Work to complete:
Looking at the listing, state how many of its lines contain the string "cdots". Write only the number.

——————

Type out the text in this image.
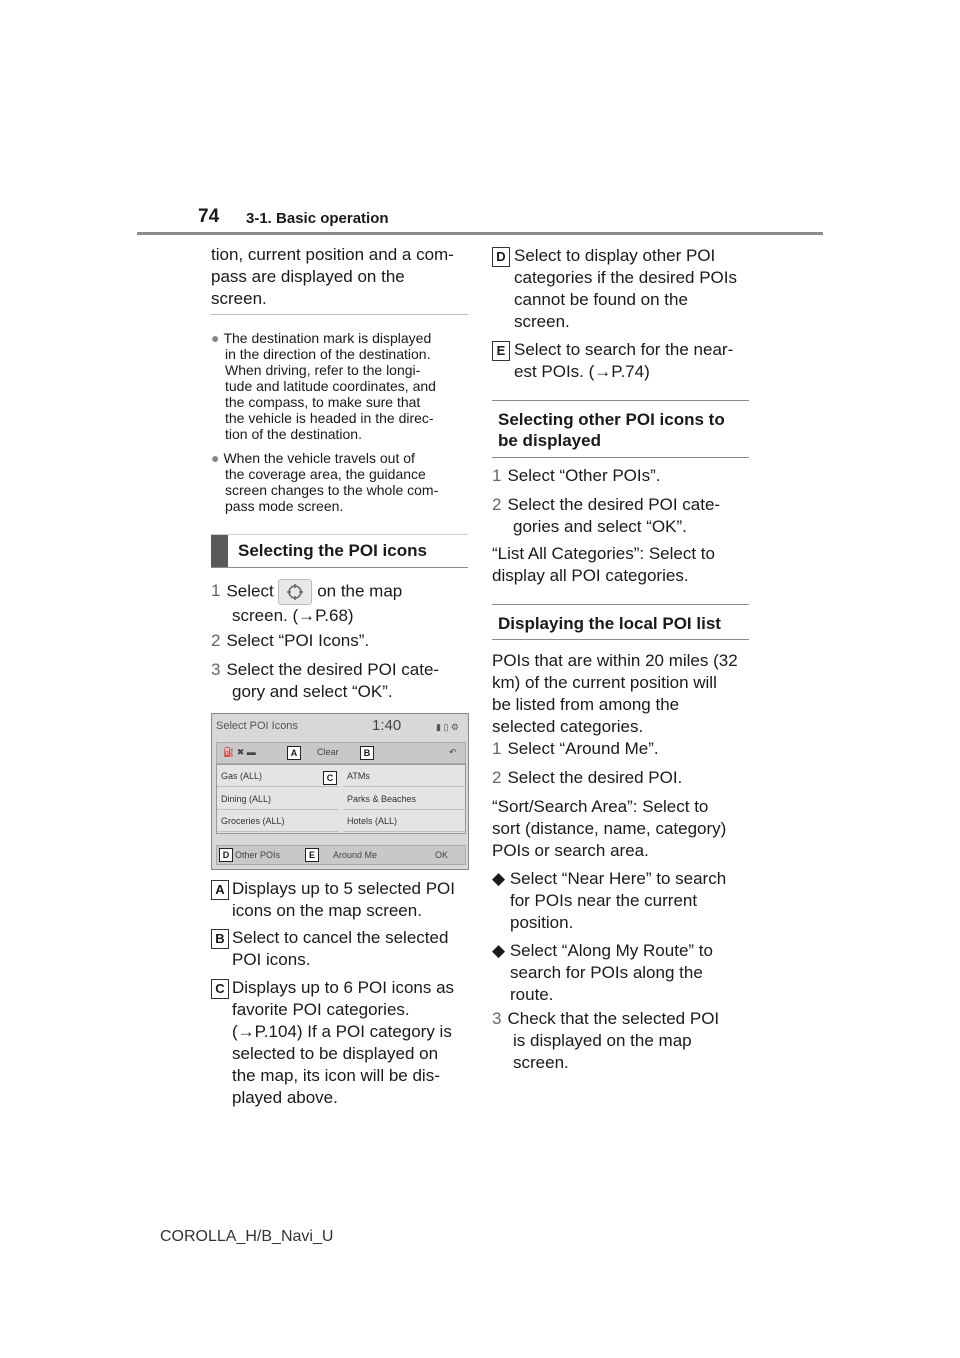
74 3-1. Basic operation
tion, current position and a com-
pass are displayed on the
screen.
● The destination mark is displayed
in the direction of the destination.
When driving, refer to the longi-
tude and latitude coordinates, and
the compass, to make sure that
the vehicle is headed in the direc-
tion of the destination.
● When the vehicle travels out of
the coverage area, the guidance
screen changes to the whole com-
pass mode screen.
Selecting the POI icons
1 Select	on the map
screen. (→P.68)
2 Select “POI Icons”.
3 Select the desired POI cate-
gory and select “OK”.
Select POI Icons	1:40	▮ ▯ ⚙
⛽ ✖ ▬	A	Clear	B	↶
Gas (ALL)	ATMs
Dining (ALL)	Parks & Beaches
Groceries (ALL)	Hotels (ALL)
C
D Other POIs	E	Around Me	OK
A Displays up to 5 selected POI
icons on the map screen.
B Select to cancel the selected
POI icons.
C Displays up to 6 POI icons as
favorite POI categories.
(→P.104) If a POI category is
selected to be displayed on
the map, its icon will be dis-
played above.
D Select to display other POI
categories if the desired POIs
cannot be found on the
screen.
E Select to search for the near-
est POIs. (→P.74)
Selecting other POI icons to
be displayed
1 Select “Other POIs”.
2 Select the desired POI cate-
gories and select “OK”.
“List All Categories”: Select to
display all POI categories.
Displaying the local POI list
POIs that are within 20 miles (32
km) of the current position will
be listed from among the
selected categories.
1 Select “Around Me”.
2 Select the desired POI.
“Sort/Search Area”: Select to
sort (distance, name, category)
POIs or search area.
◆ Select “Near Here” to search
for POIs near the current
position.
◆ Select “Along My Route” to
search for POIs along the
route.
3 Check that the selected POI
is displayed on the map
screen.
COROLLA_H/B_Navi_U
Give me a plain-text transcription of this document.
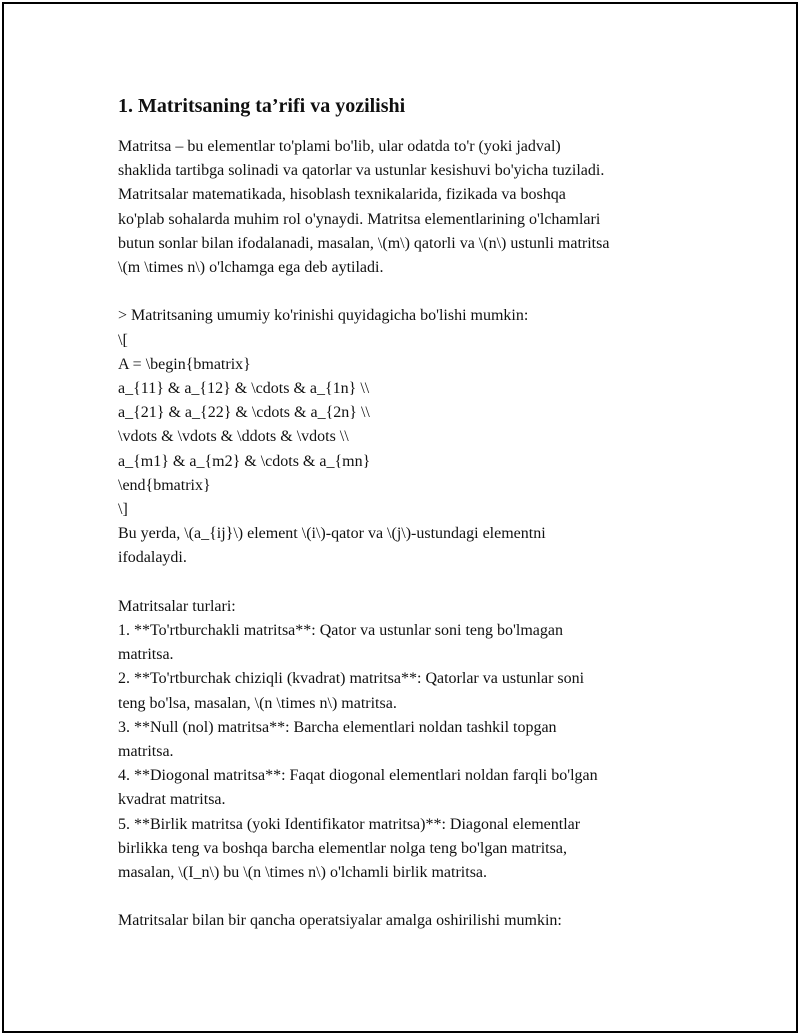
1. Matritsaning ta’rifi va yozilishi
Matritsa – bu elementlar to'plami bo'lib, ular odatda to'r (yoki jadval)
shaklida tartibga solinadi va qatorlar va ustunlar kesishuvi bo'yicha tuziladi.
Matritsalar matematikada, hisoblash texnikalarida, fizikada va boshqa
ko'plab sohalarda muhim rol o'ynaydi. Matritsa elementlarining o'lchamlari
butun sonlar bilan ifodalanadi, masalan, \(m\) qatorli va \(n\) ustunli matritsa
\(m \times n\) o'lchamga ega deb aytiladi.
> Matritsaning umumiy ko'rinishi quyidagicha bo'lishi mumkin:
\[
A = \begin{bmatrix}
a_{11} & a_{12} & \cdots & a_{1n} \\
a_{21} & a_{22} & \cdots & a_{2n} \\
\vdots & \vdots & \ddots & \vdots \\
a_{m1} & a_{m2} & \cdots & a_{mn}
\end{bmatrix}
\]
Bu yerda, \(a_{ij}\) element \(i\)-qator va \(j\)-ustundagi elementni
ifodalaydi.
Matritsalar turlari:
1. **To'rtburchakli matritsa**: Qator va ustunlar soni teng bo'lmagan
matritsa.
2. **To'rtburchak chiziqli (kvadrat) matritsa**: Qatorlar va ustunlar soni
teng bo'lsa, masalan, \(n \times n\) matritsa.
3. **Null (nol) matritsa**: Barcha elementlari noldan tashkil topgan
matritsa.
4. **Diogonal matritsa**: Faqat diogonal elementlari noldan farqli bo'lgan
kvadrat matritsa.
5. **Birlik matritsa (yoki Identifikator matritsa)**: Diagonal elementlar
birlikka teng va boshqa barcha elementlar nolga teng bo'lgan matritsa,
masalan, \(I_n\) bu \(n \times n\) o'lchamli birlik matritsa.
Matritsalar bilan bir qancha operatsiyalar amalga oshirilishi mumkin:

——————

Task solution:
3